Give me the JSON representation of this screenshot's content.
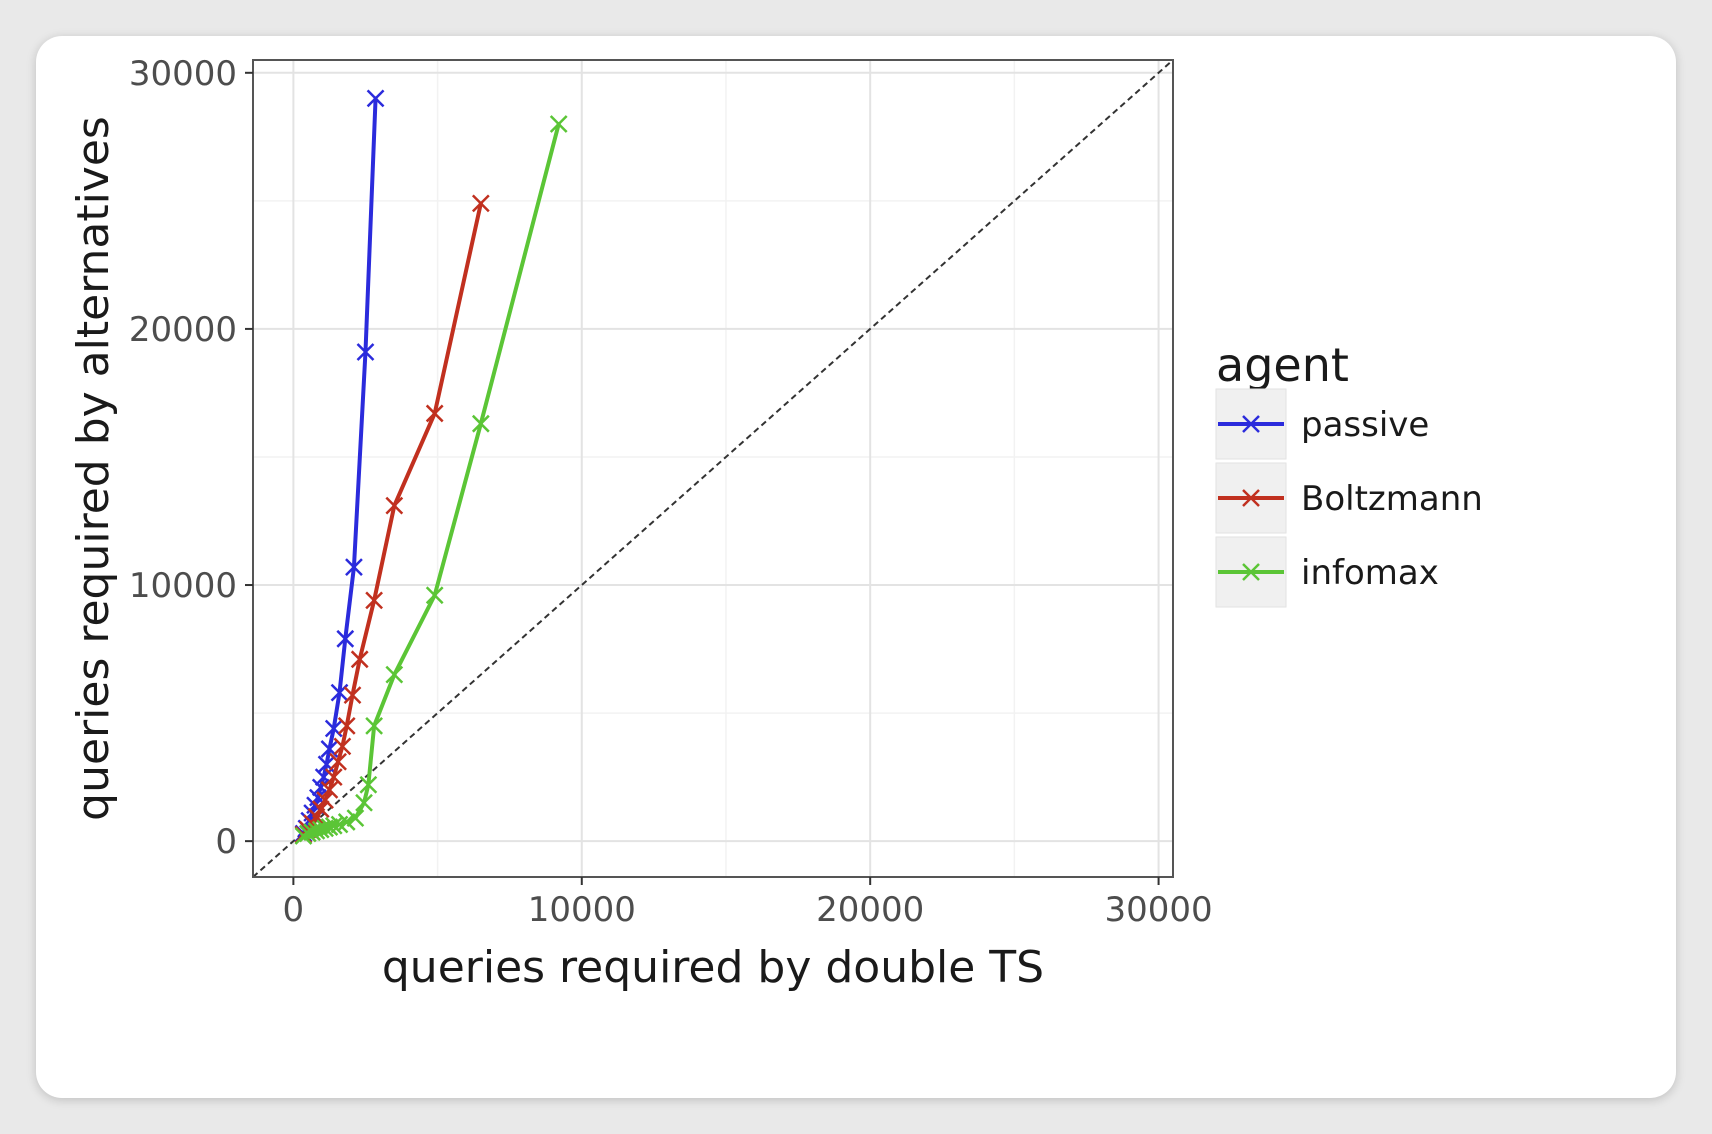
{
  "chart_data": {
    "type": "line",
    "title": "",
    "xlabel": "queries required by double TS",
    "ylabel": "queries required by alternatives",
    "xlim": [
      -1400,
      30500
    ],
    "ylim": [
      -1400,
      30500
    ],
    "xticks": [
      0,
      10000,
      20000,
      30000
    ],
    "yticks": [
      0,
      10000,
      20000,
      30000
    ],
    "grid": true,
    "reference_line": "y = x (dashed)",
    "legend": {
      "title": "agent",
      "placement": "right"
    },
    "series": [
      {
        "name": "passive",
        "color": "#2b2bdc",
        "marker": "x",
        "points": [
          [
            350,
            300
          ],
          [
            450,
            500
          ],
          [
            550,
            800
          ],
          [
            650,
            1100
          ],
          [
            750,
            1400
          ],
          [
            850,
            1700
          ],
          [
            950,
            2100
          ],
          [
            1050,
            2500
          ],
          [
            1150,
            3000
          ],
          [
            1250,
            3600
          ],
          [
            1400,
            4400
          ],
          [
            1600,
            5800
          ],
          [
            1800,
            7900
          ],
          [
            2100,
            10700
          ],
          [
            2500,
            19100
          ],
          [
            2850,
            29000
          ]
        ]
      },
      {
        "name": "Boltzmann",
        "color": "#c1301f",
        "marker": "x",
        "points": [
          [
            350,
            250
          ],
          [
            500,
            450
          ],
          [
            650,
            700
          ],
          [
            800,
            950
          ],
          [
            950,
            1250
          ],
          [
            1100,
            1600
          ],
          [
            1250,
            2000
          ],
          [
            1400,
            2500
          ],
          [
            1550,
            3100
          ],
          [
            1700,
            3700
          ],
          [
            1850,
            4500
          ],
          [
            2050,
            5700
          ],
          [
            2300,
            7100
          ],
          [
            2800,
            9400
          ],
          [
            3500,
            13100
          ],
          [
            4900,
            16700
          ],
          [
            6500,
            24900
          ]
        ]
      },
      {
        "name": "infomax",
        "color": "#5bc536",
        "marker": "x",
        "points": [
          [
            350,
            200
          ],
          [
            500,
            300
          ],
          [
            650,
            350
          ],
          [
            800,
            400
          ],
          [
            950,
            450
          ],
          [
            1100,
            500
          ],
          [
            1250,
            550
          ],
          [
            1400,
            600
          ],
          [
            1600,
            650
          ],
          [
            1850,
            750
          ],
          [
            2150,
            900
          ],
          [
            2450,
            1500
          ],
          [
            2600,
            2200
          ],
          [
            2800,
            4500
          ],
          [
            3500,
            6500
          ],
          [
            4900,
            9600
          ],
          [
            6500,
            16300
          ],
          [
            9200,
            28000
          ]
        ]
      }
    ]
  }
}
|---|
Write every entry out again exactly, dropping the pictures.

### Written answer
Give me the JSON representation of this screenshot's content.
{
  "chart_data": {
    "type": "line",
    "title": "",
    "xlabel": "queries required by double TS",
    "ylabel": "queries required by alternatives",
    "xlim": [
      -1400,
      30500
    ],
    "ylim": [
      -1400,
      30500
    ],
    "xticks": [
      0,
      10000,
      20000,
      30000
    ],
    "yticks": [
      0,
      10000,
      20000,
      30000
    ],
    "grid": true,
    "reference_line": "y = x (dashed)",
    "legend": {
      "title": "agent",
      "placement": "right"
    },
    "series": [
      {
        "name": "passive",
        "color": "#2b2bdc",
        "marker": "x",
        "points": [
          [
            350,
            300
          ],
          [
            450,
            500
          ],
          [
            550,
            800
          ],
          [
            650,
            1100
          ],
          [
            750,
            1400
          ],
          [
            850,
            1700
          ],
          [
            950,
            2100
          ],
          [
            1050,
            2500
          ],
          [
            1150,
            3000
          ],
          [
            1250,
            3600
          ],
          [
            1400,
            4400
          ],
          [
            1600,
            5800
          ],
          [
            1800,
            7900
          ],
          [
            2100,
            10700
          ],
          [
            2500,
            19100
          ],
          [
            2850,
            29000
          ]
        ]
      },
      {
        "name": "Boltzmann",
        "color": "#c1301f",
        "marker": "x",
        "points": [
          [
            350,
            250
          ],
          [
            500,
            450
          ],
          [
            650,
            700
          ],
          [
            800,
            950
          ],
          [
            950,
            1250
          ],
          [
            1100,
            1600
          ],
          [
            1250,
            2000
          ],
          [
            1400,
            2500
          ],
          [
            1550,
            3100
          ],
          [
            1700,
            3700
          ],
          [
            1850,
            4500
          ],
          [
            2050,
            5700
          ],
          [
            2300,
            7100
          ],
          [
            2800,
            9400
          ],
          [
            3500,
            13100
          ],
          [
            4900,
            16700
          ],
          [
            6500,
            24900
          ]
        ]
      },
      {
        "name": "infomax",
        "color": "#5bc536",
        "marker": "x",
        "points": [
          [
            350,
            200
          ],
          [
            500,
            300
          ],
          [
            650,
            350
          ],
          [
            800,
            400
          ],
          [
            950,
            450
          ],
          [
            1100,
            500
          ],
          [
            1250,
            550
          ],
          [
            1400,
            600
          ],
          [
            1600,
            650
          ],
          [
            1850,
            750
          ],
          [
            2150,
            900
          ],
          [
            2450,
            1500
          ],
          [
            2600,
            2200
          ],
          [
            2800,
            4500
          ],
          [
            3500,
            6500
          ],
          [
            4900,
            9600
          ],
          [
            6500,
            16300
          ],
          [
            9200,
            28000
          ]
        ]
      }
    ]
  }
}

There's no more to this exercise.